*EXERCISE:*
Locate the string "getting" in the listing below. Copy every line where it is found.

*SUPPLIED MATERIAL:*

/---

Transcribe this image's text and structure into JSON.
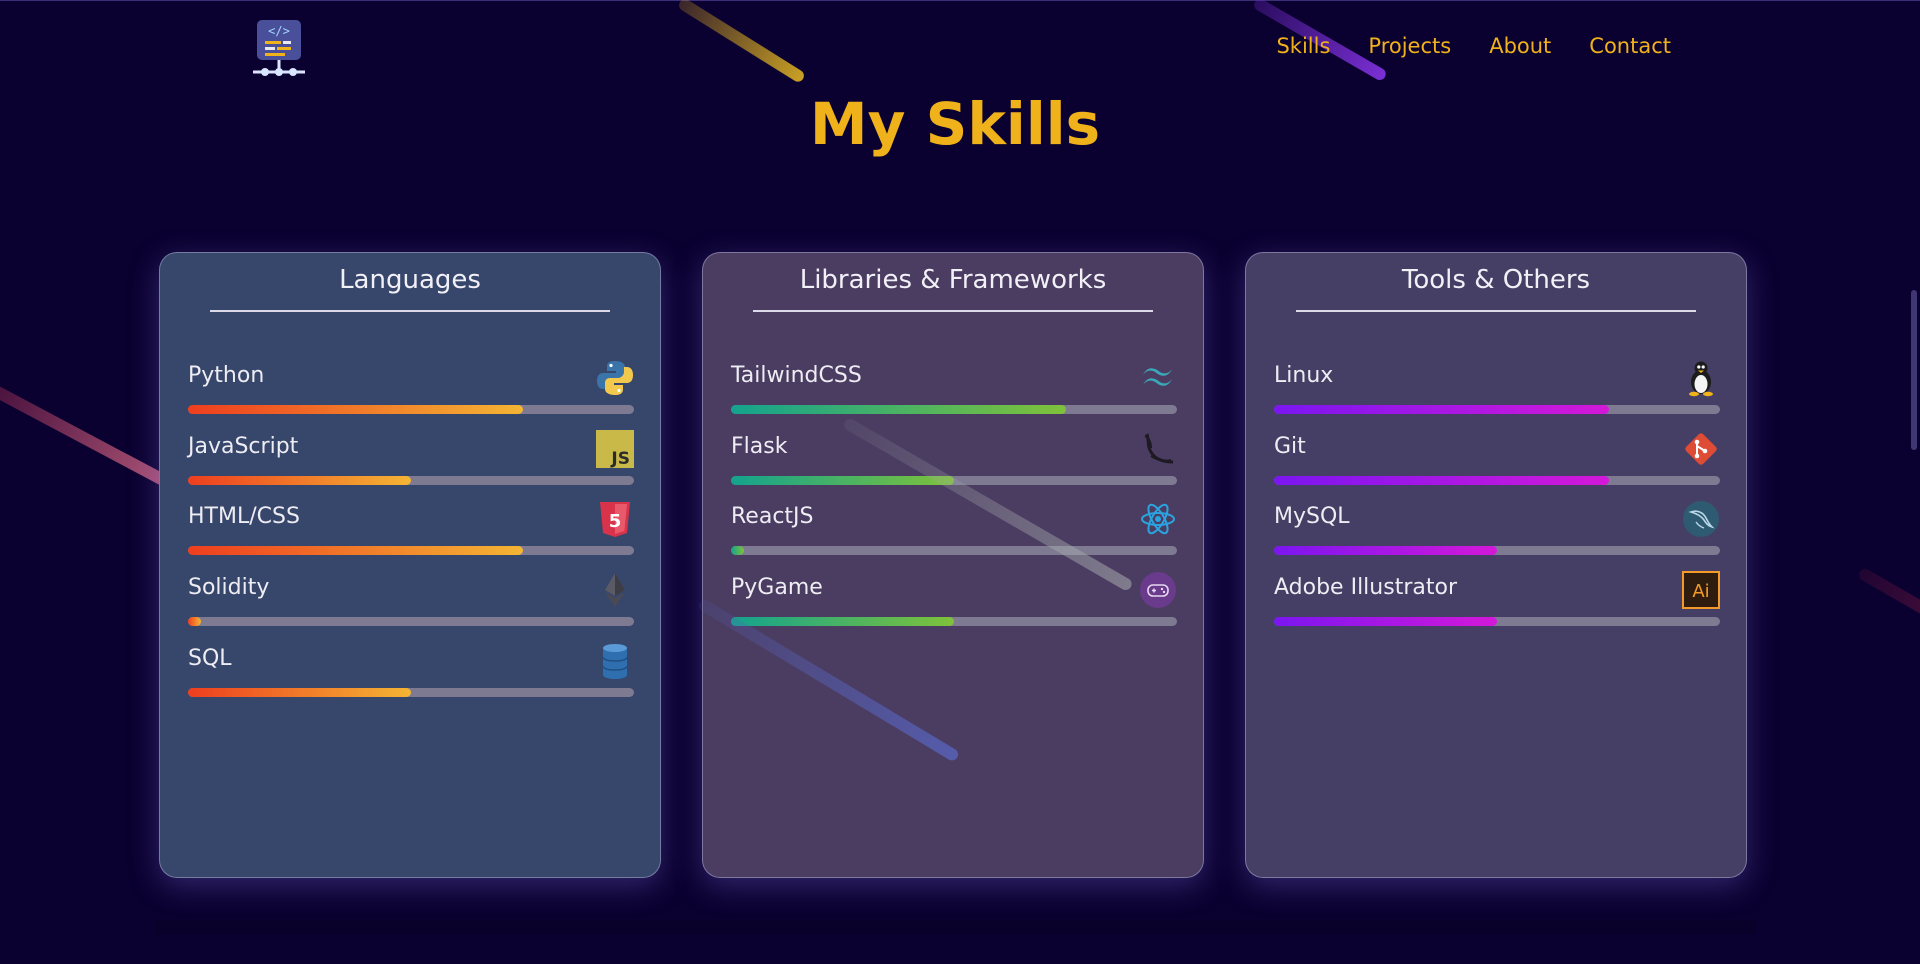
{
  "nav": {
    "logo": "code-logo-icon",
    "links": [
      "Skills",
      "Projects",
      "About",
      "Contact"
    ]
  },
  "page_title": "My Skills",
  "cards": [
    {
      "title": "Languages",
      "gradient": [
        "#ee3e1f",
        "#f4b534"
      ],
      "skills": [
        {
          "name": "Python",
          "level": 0.75,
          "icon": "python-icon"
        },
        {
          "name": "JavaScript",
          "level": 0.5,
          "icon": "javascript-icon"
        },
        {
          "name": "HTML/CSS",
          "level": 0.75,
          "icon": "html5-icon"
        },
        {
          "name": "Solidity",
          "level": 0.03,
          "icon": "ethereum-icon"
        },
        {
          "name": "SQL",
          "level": 0.5,
          "icon": "database-icon"
        }
      ]
    },
    {
      "title": "Libraries & Frameworks",
      "gradient": [
        "#14a38e",
        "#7fc23a"
      ],
      "skills": [
        {
          "name": "TailwindCSS",
          "level": 0.75,
          "icon": "tailwind-icon"
        },
        {
          "name": "Flask",
          "level": 0.5,
          "icon": "flask-icon"
        },
        {
          "name": "ReactJS",
          "level": 0.03,
          "icon": "react-icon"
        },
        {
          "name": "PyGame",
          "level": 0.5,
          "icon": "gamepad-icon"
        }
      ]
    },
    {
      "title": "Tools & Others",
      "gradient": [
        "#7b16f0",
        "#d418d8"
      ],
      "skills": [
        {
          "name": "Linux",
          "level": 0.75,
          "icon": "linux-tux-icon"
        },
        {
          "name": "Git",
          "level": 0.75,
          "icon": "git-icon"
        },
        {
          "name": "MySQL",
          "level": 0.5,
          "icon": "mysql-dolphin-icon"
        },
        {
          "name": "Adobe Illustrator",
          "level": 0.5,
          "icon": "illustrator-icon"
        }
      ]
    }
  ],
  "accent_color": "#f0b21a",
  "background_color": "#0b0130"
}
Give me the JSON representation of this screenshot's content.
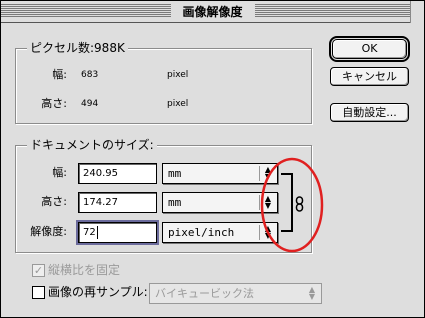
{
  "window": {
    "title": "画像解像度"
  },
  "pixel_dimensions": {
    "label": "ピクセル数:988K",
    "width_label": "幅:",
    "width_value": "683",
    "width_unit": "pixel",
    "height_label": "高さ:",
    "height_value": "494",
    "height_unit": "pixel"
  },
  "document_size": {
    "label": "ドキュメントのサイズ:",
    "width_label": "幅:",
    "width_value": "240.95",
    "width_unit": "mm",
    "height_label": "高さ:",
    "height_value": "174.27",
    "height_unit": "mm",
    "resolution_label": "解像度:",
    "resolution_value": "72",
    "resolution_unit": "pixel/inch"
  },
  "buttons": {
    "ok": "OK",
    "cancel": "キャンセル",
    "auto": "自動設定..."
  },
  "options": {
    "constrain_label": "縦横比を固定",
    "constrain_checked": true,
    "resample_label": "画像の再サンプル:",
    "resample_checked": false,
    "resample_method": "バイキュービック法"
  },
  "annotation": {
    "color": "#e02020",
    "shape": "red-circle"
  }
}
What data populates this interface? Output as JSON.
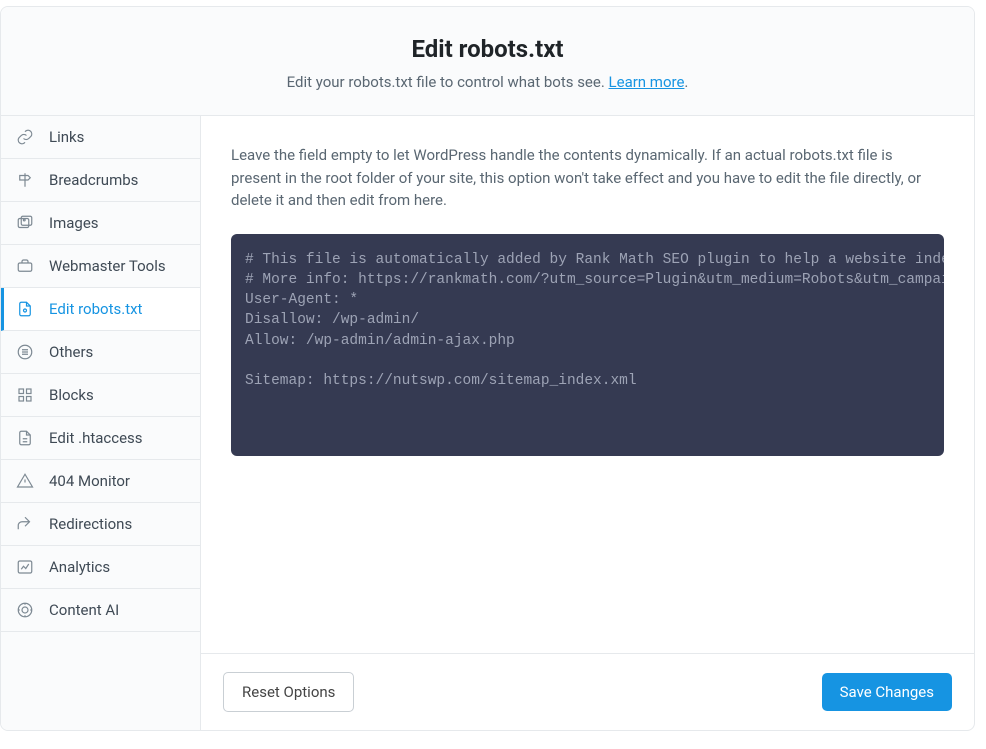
{
  "header": {
    "title": "Edit robots.txt",
    "subtitle_pre": "Edit your robots.txt file to control what bots see. ",
    "learn_more": "Learn more",
    "subtitle_post": "."
  },
  "sidebar": {
    "items": [
      {
        "id": "links",
        "label": "Links"
      },
      {
        "id": "breadcrumbs",
        "label": "Breadcrumbs"
      },
      {
        "id": "images",
        "label": "Images"
      },
      {
        "id": "webmaster-tools",
        "label": "Webmaster Tools"
      },
      {
        "id": "edit-robots",
        "label": "Edit robots.txt"
      },
      {
        "id": "others",
        "label": "Others"
      },
      {
        "id": "blocks",
        "label": "Blocks"
      },
      {
        "id": "edit-htaccess",
        "label": "Edit .htaccess"
      },
      {
        "id": "404-monitor",
        "label": "404 Monitor"
      },
      {
        "id": "redirections",
        "label": "Redirections"
      },
      {
        "id": "analytics",
        "label": "Analytics"
      },
      {
        "id": "content-ai",
        "label": "Content AI"
      }
    ]
  },
  "content": {
    "description": "Leave the field empty to let WordPress handle the contents dynamically. If an actual robots.txt file is present in the root folder of your site, this option won't take effect and you have to edit the file directly, or delete it and then edit from here.",
    "robots_txt": "# This file is automatically added by Rank Math SEO plugin to help a website index better\n# More info: https://rankmath.com/?utm_source=Plugin&utm_medium=Robots&utm_campaign=WP\nUser-Agent: *\nDisallow: /wp-admin/\nAllow: /wp-admin/admin-ajax.php\n\nSitemap: https://nutswp.com/sitemap_index.xml"
  },
  "footer": {
    "reset_label": "Reset Options",
    "save_label": "Save Changes"
  }
}
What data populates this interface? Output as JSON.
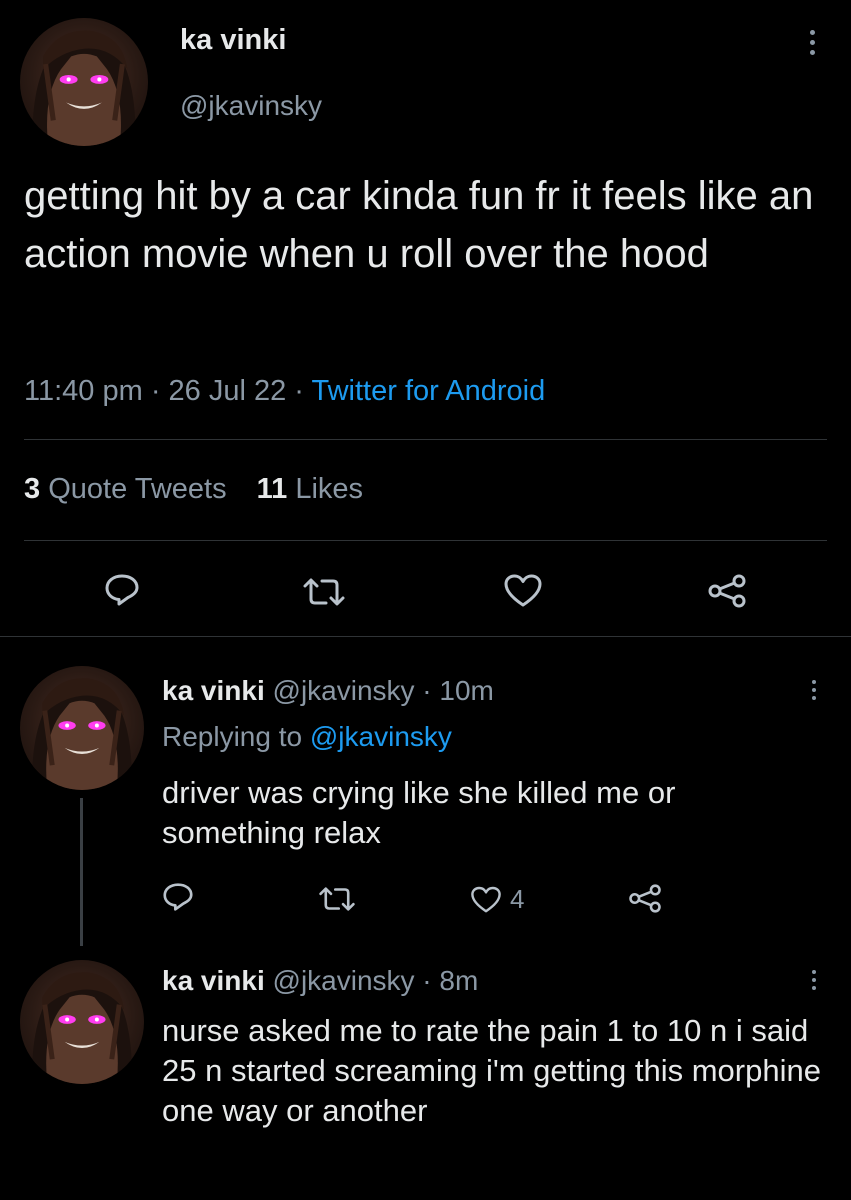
{
  "main_tweet": {
    "author_name": "ka vinki",
    "handle": "@jkavinsky",
    "text": "getting hit by a car kinda fun fr it feels like an action movie when u roll over the hood",
    "time": "11:40 pm",
    "separator1": " · ",
    "date": "26 Jul 22",
    "separator2": " · ",
    "source": "Twitter for Android",
    "quote_tweets_count": "3",
    "quote_tweets_label": "Quote Tweets",
    "likes_count": "11",
    "likes_label": "Likes"
  },
  "replies": [
    {
      "author_name": "ka vinki",
      "handle_time": "@jkavinsky · 10m",
      "replying_prefix": "Replying to ",
      "replying_to": "@jkavinsky",
      "text": "driver was crying like she killed me or something relax",
      "like_count": "4"
    },
    {
      "author_name": "ka vinki",
      "handle_time": "@jkavinsky · 8m",
      "text": "nurse asked me to rate the pain 1 to 10 n i said 25 n started screaming i'm getting this morphine one way or another"
    }
  ],
  "icons": {
    "reply": "reply-icon",
    "retweet": "retweet-icon",
    "like": "like-icon",
    "share": "share-icon",
    "more": "more-icon"
  },
  "colors": {
    "background": "#000000",
    "text_primary": "#e7e9ea",
    "text_secondary": "#8b98a5",
    "link": "#1d9bf0",
    "eye_glow": "#ff3df0"
  }
}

\---

*OUTPUT OF THE TASK:*
    "text": "getting hit by a car kinda fun fr it feels like an action movie when u roll over the hood",
      "text": "nurse asked me to rate the pain 1 to 10 n i said 25 n started screaming i'm getting this morphine one way or another"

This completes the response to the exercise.